**Saved entries**

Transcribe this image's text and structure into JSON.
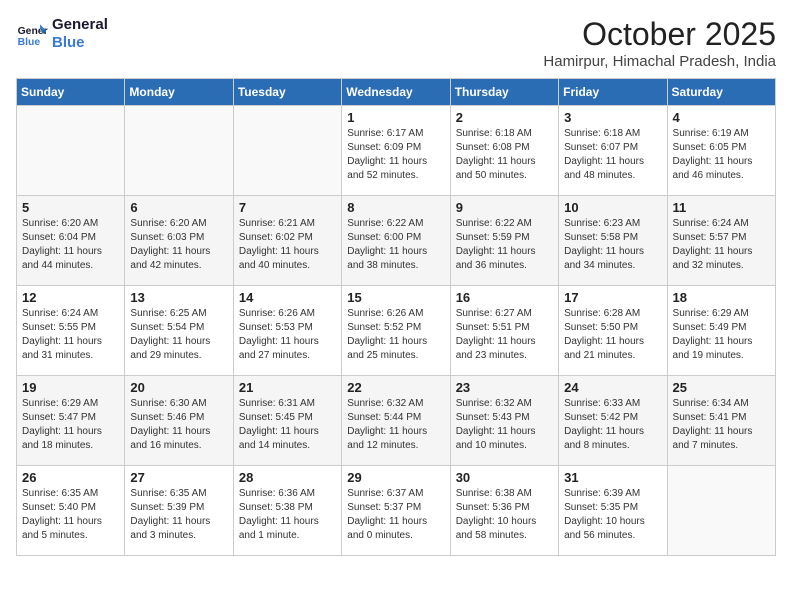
{
  "logo": {
    "line1": "General",
    "line2": "Blue"
  },
  "title": "October 2025",
  "location": "Hamirpur, Himachal Pradesh, India",
  "days_of_week": [
    "Sunday",
    "Monday",
    "Tuesday",
    "Wednesday",
    "Thursday",
    "Friday",
    "Saturday"
  ],
  "weeks": [
    [
      {
        "day": "",
        "info": ""
      },
      {
        "day": "",
        "info": ""
      },
      {
        "day": "",
        "info": ""
      },
      {
        "day": "1",
        "info": "Sunrise: 6:17 AM\nSunset: 6:09 PM\nDaylight: 11 hours\nand 52 minutes."
      },
      {
        "day": "2",
        "info": "Sunrise: 6:18 AM\nSunset: 6:08 PM\nDaylight: 11 hours\nand 50 minutes."
      },
      {
        "day": "3",
        "info": "Sunrise: 6:18 AM\nSunset: 6:07 PM\nDaylight: 11 hours\nand 48 minutes."
      },
      {
        "day": "4",
        "info": "Sunrise: 6:19 AM\nSunset: 6:05 PM\nDaylight: 11 hours\nand 46 minutes."
      }
    ],
    [
      {
        "day": "5",
        "info": "Sunrise: 6:20 AM\nSunset: 6:04 PM\nDaylight: 11 hours\nand 44 minutes."
      },
      {
        "day": "6",
        "info": "Sunrise: 6:20 AM\nSunset: 6:03 PM\nDaylight: 11 hours\nand 42 minutes."
      },
      {
        "day": "7",
        "info": "Sunrise: 6:21 AM\nSunset: 6:02 PM\nDaylight: 11 hours\nand 40 minutes."
      },
      {
        "day": "8",
        "info": "Sunrise: 6:22 AM\nSunset: 6:00 PM\nDaylight: 11 hours\nand 38 minutes."
      },
      {
        "day": "9",
        "info": "Sunrise: 6:22 AM\nSunset: 5:59 PM\nDaylight: 11 hours\nand 36 minutes."
      },
      {
        "day": "10",
        "info": "Sunrise: 6:23 AM\nSunset: 5:58 PM\nDaylight: 11 hours\nand 34 minutes."
      },
      {
        "day": "11",
        "info": "Sunrise: 6:24 AM\nSunset: 5:57 PM\nDaylight: 11 hours\nand 32 minutes."
      }
    ],
    [
      {
        "day": "12",
        "info": "Sunrise: 6:24 AM\nSunset: 5:55 PM\nDaylight: 11 hours\nand 31 minutes."
      },
      {
        "day": "13",
        "info": "Sunrise: 6:25 AM\nSunset: 5:54 PM\nDaylight: 11 hours\nand 29 minutes."
      },
      {
        "day": "14",
        "info": "Sunrise: 6:26 AM\nSunset: 5:53 PM\nDaylight: 11 hours\nand 27 minutes."
      },
      {
        "day": "15",
        "info": "Sunrise: 6:26 AM\nSunset: 5:52 PM\nDaylight: 11 hours\nand 25 minutes."
      },
      {
        "day": "16",
        "info": "Sunrise: 6:27 AM\nSunset: 5:51 PM\nDaylight: 11 hours\nand 23 minutes."
      },
      {
        "day": "17",
        "info": "Sunrise: 6:28 AM\nSunset: 5:50 PM\nDaylight: 11 hours\nand 21 minutes."
      },
      {
        "day": "18",
        "info": "Sunrise: 6:29 AM\nSunset: 5:49 PM\nDaylight: 11 hours\nand 19 minutes."
      }
    ],
    [
      {
        "day": "19",
        "info": "Sunrise: 6:29 AM\nSunset: 5:47 PM\nDaylight: 11 hours\nand 18 minutes."
      },
      {
        "day": "20",
        "info": "Sunrise: 6:30 AM\nSunset: 5:46 PM\nDaylight: 11 hours\nand 16 minutes."
      },
      {
        "day": "21",
        "info": "Sunrise: 6:31 AM\nSunset: 5:45 PM\nDaylight: 11 hours\nand 14 minutes."
      },
      {
        "day": "22",
        "info": "Sunrise: 6:32 AM\nSunset: 5:44 PM\nDaylight: 11 hours\nand 12 minutes."
      },
      {
        "day": "23",
        "info": "Sunrise: 6:32 AM\nSunset: 5:43 PM\nDaylight: 11 hours\nand 10 minutes."
      },
      {
        "day": "24",
        "info": "Sunrise: 6:33 AM\nSunset: 5:42 PM\nDaylight: 11 hours\nand 8 minutes."
      },
      {
        "day": "25",
        "info": "Sunrise: 6:34 AM\nSunset: 5:41 PM\nDaylight: 11 hours\nand 7 minutes."
      }
    ],
    [
      {
        "day": "26",
        "info": "Sunrise: 6:35 AM\nSunset: 5:40 PM\nDaylight: 11 hours\nand 5 minutes."
      },
      {
        "day": "27",
        "info": "Sunrise: 6:35 AM\nSunset: 5:39 PM\nDaylight: 11 hours\nand 3 minutes."
      },
      {
        "day": "28",
        "info": "Sunrise: 6:36 AM\nSunset: 5:38 PM\nDaylight: 11 hours\nand 1 minute."
      },
      {
        "day": "29",
        "info": "Sunrise: 6:37 AM\nSunset: 5:37 PM\nDaylight: 11 hours\nand 0 minutes."
      },
      {
        "day": "30",
        "info": "Sunrise: 6:38 AM\nSunset: 5:36 PM\nDaylight: 10 hours\nand 58 minutes."
      },
      {
        "day": "31",
        "info": "Sunrise: 6:39 AM\nSunset: 5:35 PM\nDaylight: 10 hours\nand 56 minutes."
      },
      {
        "day": "",
        "info": ""
      }
    ]
  ]
}
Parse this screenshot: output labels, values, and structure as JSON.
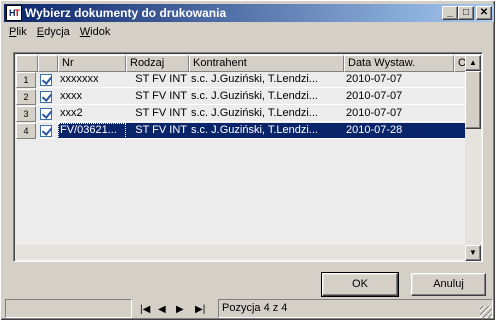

**TASK TO COMPLETE**
Show the lines from the data above that contain the string "JSON".

**PROBLEM SOLUTION**
Transcribe this image's text and structure into JSON.
Parse this screenshot: output labels, values, and structure as JSON.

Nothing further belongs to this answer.